Every line that contains the word "člověk" should be copied out.
[Extracted entries start]
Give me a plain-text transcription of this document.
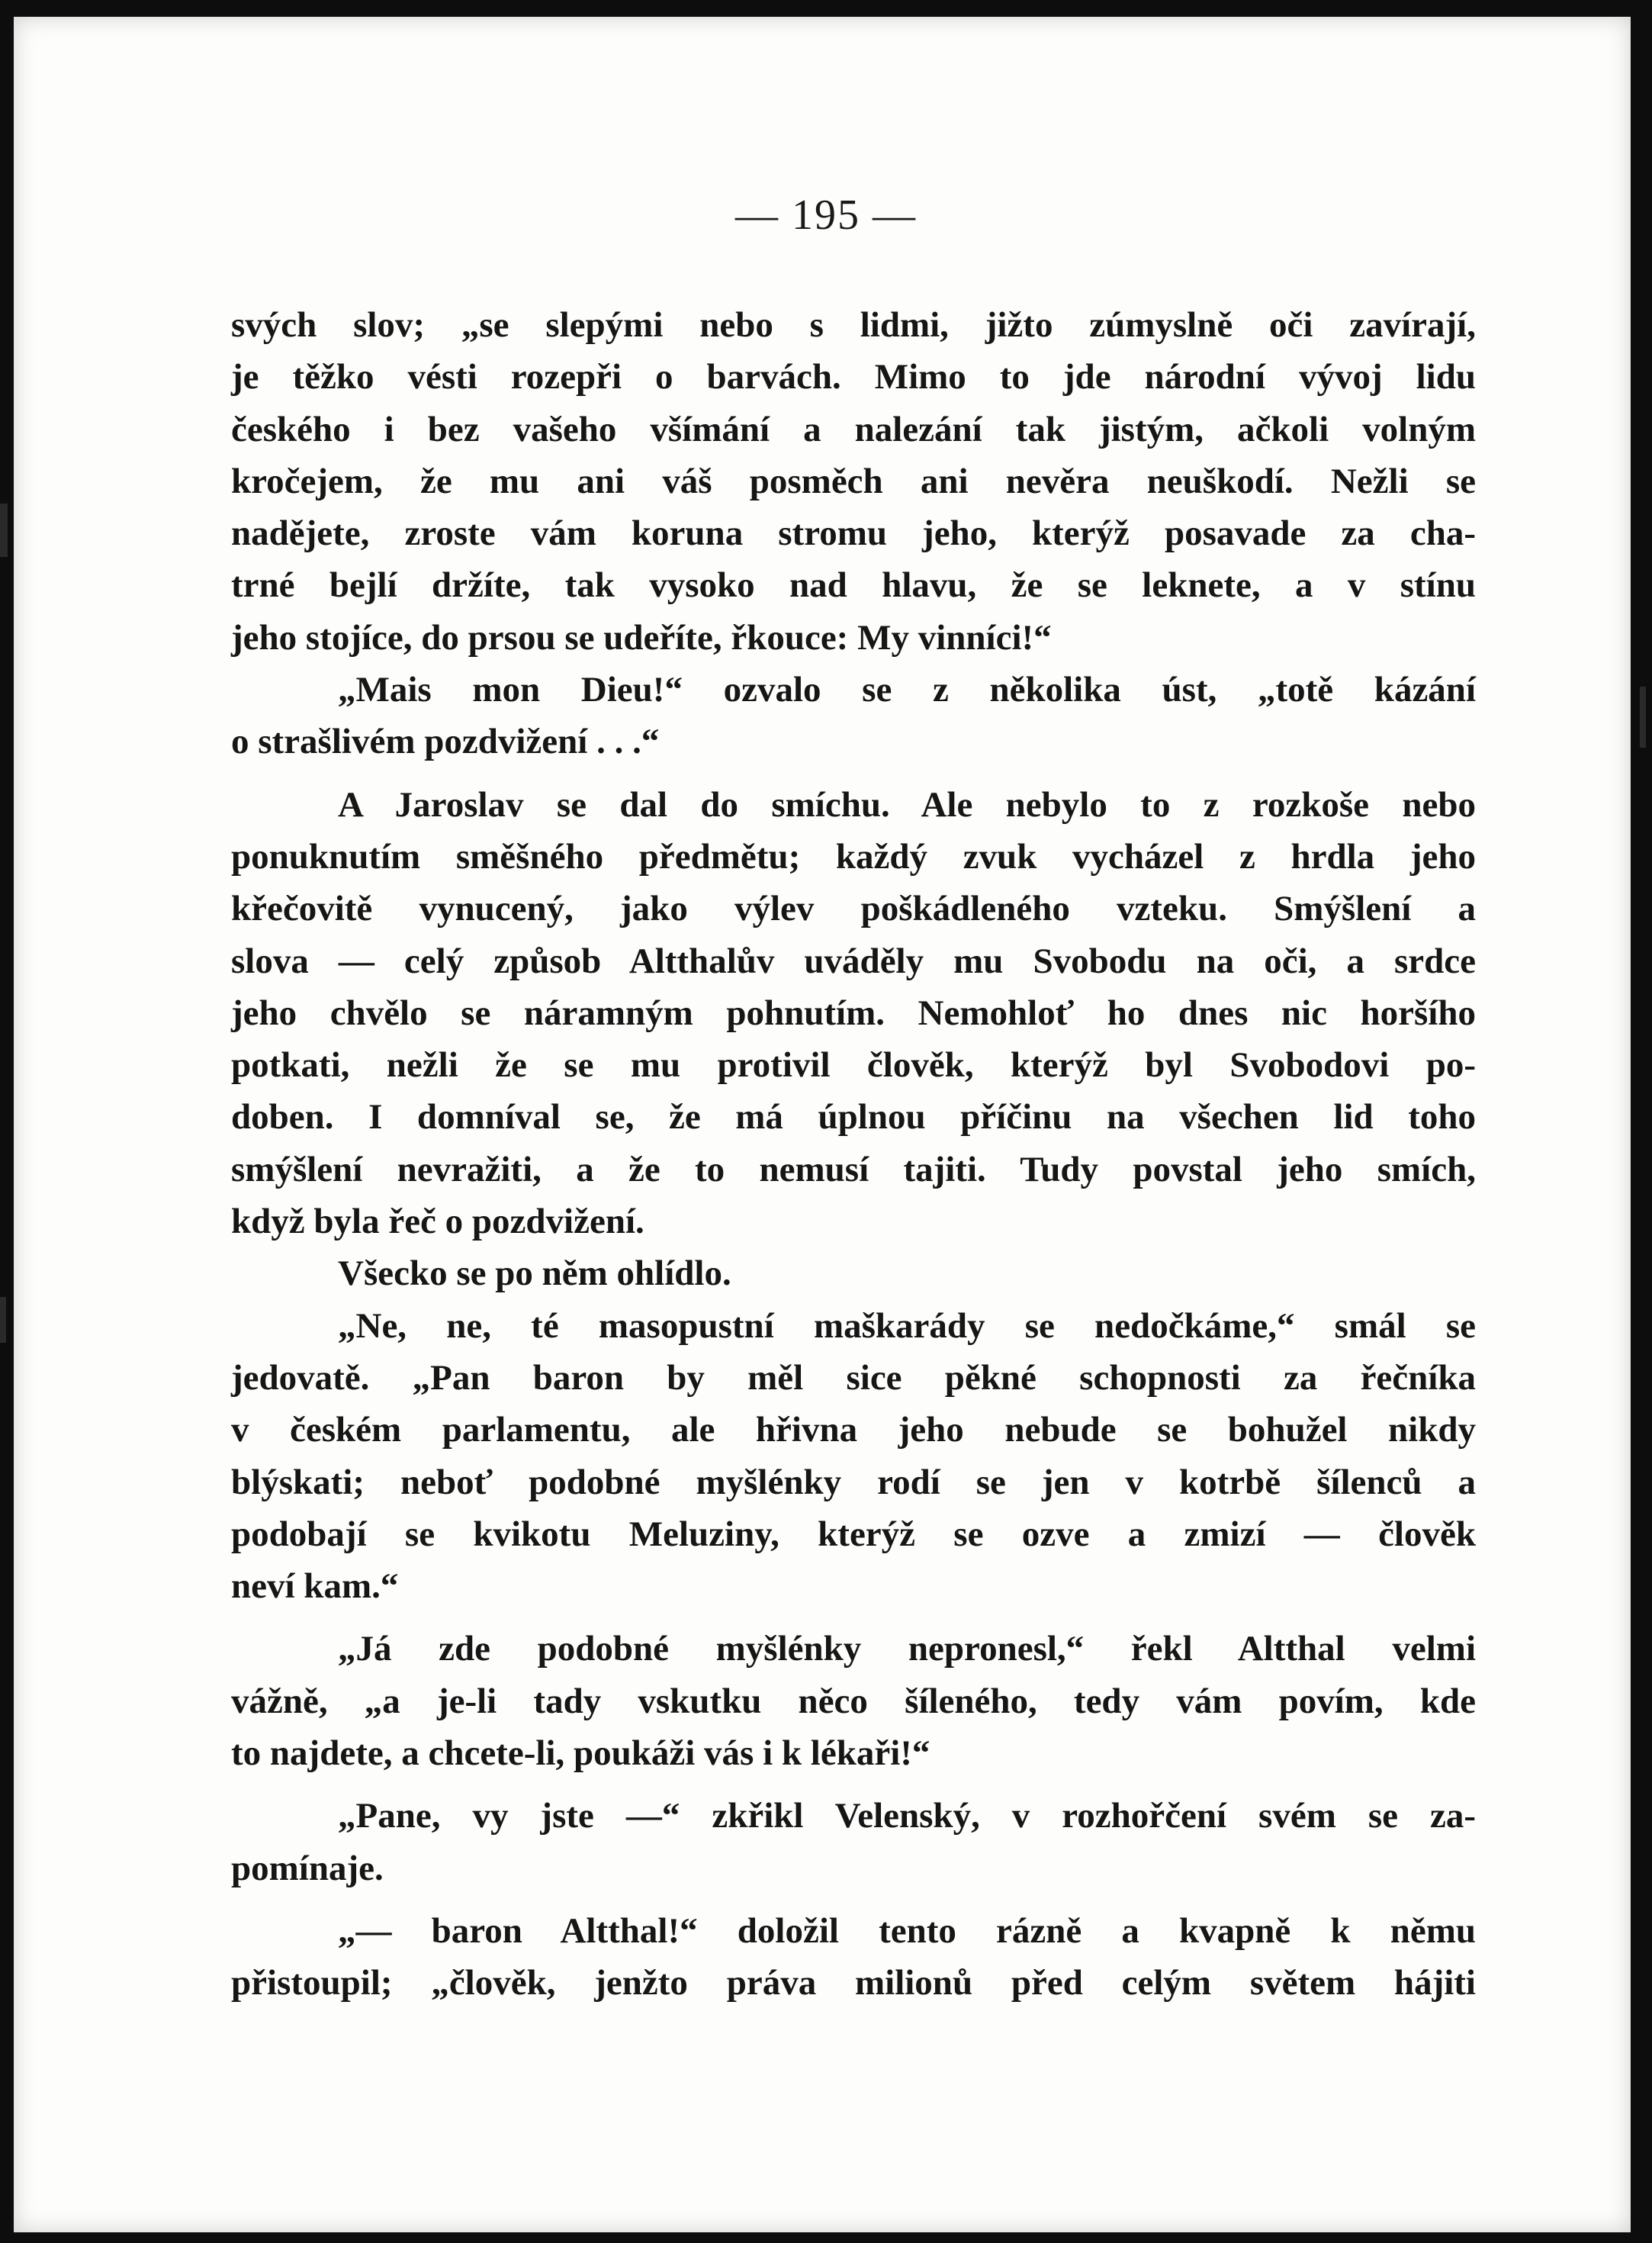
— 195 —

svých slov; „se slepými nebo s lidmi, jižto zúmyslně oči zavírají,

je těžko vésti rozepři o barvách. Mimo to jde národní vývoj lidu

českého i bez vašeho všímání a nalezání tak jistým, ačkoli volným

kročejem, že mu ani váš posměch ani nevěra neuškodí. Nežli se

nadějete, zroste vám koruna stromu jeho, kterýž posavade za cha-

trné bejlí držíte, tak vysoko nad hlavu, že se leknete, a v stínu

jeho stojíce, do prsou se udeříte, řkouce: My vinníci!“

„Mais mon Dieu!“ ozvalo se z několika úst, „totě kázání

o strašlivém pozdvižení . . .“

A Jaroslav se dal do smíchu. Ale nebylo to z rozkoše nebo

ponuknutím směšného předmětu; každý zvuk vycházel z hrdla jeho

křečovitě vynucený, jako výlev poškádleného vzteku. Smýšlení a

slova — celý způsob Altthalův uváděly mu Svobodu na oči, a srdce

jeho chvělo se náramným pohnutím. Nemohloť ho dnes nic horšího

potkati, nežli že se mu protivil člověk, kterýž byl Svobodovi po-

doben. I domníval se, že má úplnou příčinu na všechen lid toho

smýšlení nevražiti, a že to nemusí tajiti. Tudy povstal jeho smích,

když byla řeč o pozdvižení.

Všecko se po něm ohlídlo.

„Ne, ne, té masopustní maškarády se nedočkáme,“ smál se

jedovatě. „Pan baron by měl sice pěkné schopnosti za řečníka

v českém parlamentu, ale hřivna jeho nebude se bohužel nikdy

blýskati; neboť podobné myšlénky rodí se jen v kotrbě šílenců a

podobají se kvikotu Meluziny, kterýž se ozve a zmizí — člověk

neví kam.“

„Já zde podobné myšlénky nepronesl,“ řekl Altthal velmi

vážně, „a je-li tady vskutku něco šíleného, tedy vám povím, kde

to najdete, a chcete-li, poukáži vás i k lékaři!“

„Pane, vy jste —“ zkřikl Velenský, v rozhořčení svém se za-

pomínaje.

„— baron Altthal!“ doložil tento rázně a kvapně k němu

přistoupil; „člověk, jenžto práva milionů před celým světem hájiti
[Extracted entries end]
[Extracted entries start]
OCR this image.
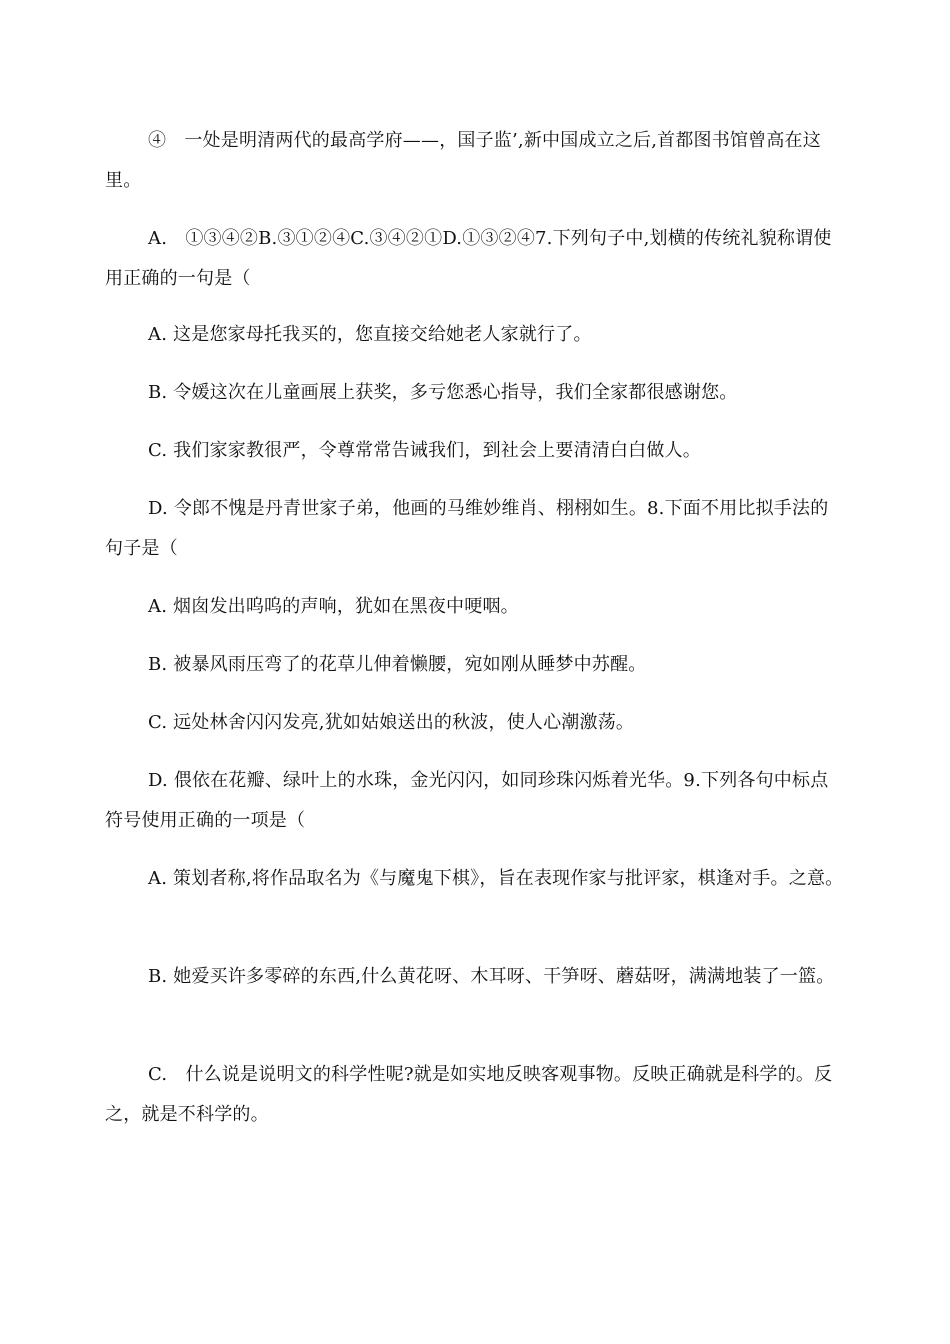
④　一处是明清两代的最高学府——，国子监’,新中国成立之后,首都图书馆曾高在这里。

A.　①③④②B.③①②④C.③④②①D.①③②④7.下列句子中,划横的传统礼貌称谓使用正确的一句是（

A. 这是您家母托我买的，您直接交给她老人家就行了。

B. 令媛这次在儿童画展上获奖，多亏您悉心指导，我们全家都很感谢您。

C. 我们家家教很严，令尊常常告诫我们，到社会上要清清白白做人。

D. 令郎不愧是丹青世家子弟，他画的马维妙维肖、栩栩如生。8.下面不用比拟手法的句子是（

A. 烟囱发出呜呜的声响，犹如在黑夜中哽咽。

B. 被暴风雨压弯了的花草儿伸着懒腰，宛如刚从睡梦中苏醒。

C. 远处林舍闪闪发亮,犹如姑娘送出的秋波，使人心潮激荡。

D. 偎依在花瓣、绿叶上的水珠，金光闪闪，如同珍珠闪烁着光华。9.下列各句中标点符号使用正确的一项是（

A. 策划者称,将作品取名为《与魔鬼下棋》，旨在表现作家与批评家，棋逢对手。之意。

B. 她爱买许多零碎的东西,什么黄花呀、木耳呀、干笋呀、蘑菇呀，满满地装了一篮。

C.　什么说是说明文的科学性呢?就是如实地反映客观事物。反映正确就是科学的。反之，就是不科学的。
[Extracted entries end]
**Written response**
potkati, nežli že se mu protivil člověk, kterýž byl Svobodovi po-
podobají se kvikotu Meluziny, kterýž se ozve a zmizí — člověk
přistoupil; „člověk, jenžto práva milionů před celým světem hájiti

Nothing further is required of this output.